Give the number of lines below that contain the word "color", and nothing else.

.....

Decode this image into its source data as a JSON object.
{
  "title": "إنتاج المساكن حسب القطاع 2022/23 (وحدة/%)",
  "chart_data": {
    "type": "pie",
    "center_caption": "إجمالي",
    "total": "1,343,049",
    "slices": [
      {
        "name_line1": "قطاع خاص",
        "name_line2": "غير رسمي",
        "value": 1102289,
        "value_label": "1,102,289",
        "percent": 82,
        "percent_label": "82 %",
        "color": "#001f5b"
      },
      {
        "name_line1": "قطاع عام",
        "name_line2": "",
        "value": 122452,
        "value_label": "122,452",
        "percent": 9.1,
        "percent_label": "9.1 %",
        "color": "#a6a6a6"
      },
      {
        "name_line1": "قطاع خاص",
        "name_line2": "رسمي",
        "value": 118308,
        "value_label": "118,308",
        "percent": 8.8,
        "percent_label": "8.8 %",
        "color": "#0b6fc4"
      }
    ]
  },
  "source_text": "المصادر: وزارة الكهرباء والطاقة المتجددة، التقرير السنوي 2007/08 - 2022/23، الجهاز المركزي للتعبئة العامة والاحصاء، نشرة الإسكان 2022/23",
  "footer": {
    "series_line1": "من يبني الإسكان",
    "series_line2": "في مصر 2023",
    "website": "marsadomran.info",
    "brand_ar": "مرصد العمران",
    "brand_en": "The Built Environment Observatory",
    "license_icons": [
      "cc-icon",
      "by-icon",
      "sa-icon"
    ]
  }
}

.....

• Final result:
3